Items =
################

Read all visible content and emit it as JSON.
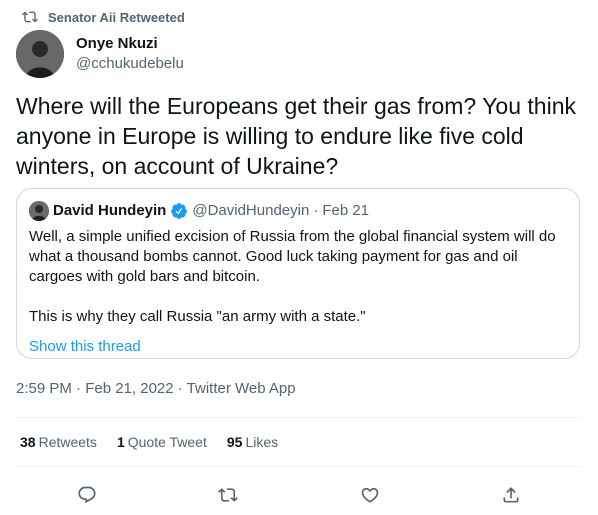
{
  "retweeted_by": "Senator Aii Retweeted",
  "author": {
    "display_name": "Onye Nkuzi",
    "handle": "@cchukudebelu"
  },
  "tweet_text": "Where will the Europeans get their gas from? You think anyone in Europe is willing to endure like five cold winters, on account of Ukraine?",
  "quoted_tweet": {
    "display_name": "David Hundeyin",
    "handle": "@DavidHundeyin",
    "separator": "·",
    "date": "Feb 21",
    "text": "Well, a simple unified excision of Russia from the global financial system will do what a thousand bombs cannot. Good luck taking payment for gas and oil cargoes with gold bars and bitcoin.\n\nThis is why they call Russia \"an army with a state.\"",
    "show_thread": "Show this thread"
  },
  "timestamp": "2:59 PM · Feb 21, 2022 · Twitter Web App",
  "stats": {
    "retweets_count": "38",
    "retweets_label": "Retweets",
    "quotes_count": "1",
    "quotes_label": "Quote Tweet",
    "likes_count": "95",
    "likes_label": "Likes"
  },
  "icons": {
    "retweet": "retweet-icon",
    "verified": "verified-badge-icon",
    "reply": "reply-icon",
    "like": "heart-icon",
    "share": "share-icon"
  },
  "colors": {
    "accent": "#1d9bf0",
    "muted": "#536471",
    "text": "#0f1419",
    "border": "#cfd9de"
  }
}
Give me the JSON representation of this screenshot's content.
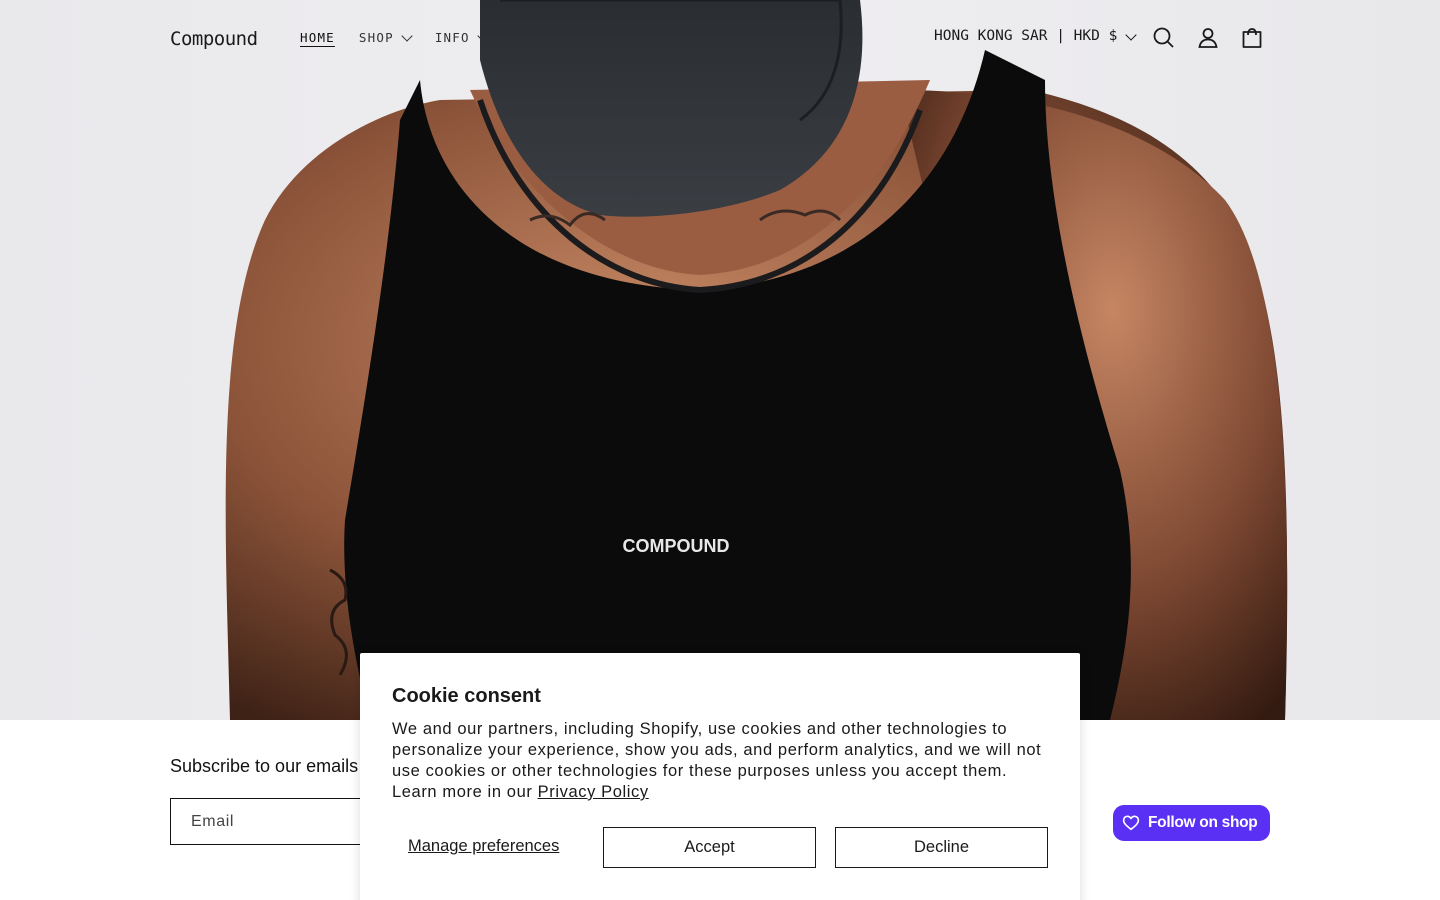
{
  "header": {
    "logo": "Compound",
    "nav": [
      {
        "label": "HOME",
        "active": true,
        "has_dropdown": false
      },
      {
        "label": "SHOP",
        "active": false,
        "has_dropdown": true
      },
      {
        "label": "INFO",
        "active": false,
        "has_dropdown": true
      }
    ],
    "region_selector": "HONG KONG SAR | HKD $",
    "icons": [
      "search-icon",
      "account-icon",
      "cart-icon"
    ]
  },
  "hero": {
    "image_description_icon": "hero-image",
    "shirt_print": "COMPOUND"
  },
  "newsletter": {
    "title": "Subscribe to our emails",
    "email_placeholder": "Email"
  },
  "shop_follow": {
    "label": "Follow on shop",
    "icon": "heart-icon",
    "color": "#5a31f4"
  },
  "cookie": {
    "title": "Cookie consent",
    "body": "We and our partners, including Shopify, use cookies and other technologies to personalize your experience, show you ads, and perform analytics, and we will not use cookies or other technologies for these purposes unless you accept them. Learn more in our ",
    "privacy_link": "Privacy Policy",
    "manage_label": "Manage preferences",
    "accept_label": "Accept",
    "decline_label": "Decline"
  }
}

################

Given instruction =
Quote in full the listing given above; the images are to be left out.

Correct result =
Read all visible content and emit it as JSON.
{
  "retweeted_by": "Senator Aii Retweeted",
  "author": {
    "display_name": "Onye Nkuzi",
    "handle": "@cchukudebelu"
  },
  "tweet_text": "Where will the Europeans get their gas from? You think anyone in Europe is willing to endure like five cold winters, on account of Ukraine?",
  "quoted_tweet": {
    "display_name": "David Hundeyin",
    "handle": "@DavidHundeyin",
    "separator": "·",
    "date": "Feb 21",
    "text": "Well, a simple unified excision of Russia from the global financial system will do what a thousand bombs cannot. Good luck taking payment for gas and oil cargoes with gold bars and bitcoin.\n\nThis is why they call Russia \"an army with a state.\"",
    "show_thread": "Show this thread"
  },
  "timestamp": "2:59 PM · Feb 21, 2022 · Twitter Web App",
  "stats": {
    "retweets_count": "38",
    "retweets_label": "Retweets",
    "quotes_count": "1",
    "quotes_label": "Quote Tweet",
    "likes_count": "95",
    "likes_label": "Likes"
  },
  "icons": {
    "retweet": "retweet-icon",
    "verified": "verified-badge-icon",
    "reply": "reply-icon",
    "like": "heart-icon",
    "share": "share-icon"
  },
  "colors": {
    "accent": "#1d9bf0",
    "muted": "#536471",
    "text": "#0f1419",
    "border": "#cfd9de"
  }
}
Give me the JSON representation of this screenshot's content.
{
  "header": {
    "logo": "Compound",
    "nav": [
      {
        "label": "HOME",
        "active": true,
        "has_dropdown": false
      },
      {
        "label": "SHOP",
        "active": false,
        "has_dropdown": true
      },
      {
        "label": "INFO",
        "active": false,
        "has_dropdown": true
      }
    ],
    "region_selector": "HONG KONG SAR | HKD $",
    "icons": [
      "search-icon",
      "account-icon",
      "cart-icon"
    ]
  },
  "hero": {
    "image_description_icon": "hero-image",
    "shirt_print": "COMPOUND"
  },
  "newsletter": {
    "title": "Subscribe to our emails",
    "email_placeholder": "Email"
  },
  "shop_follow": {
    "label": "Follow on shop",
    "icon": "heart-icon",
    "color": "#5a31f4"
  },
  "cookie": {
    "title": "Cookie consent",
    "body": "We and our partners, including Shopify, use cookies and other technologies to personalize your experience, show you ads, and perform analytics, and we will not use cookies or other technologies for these purposes unless you accept them. Learn more in our ",
    "privacy_link": "Privacy Policy",
    "manage_label": "Manage preferences",
    "accept_label": "Accept",
    "decline_label": "Decline"
  }
}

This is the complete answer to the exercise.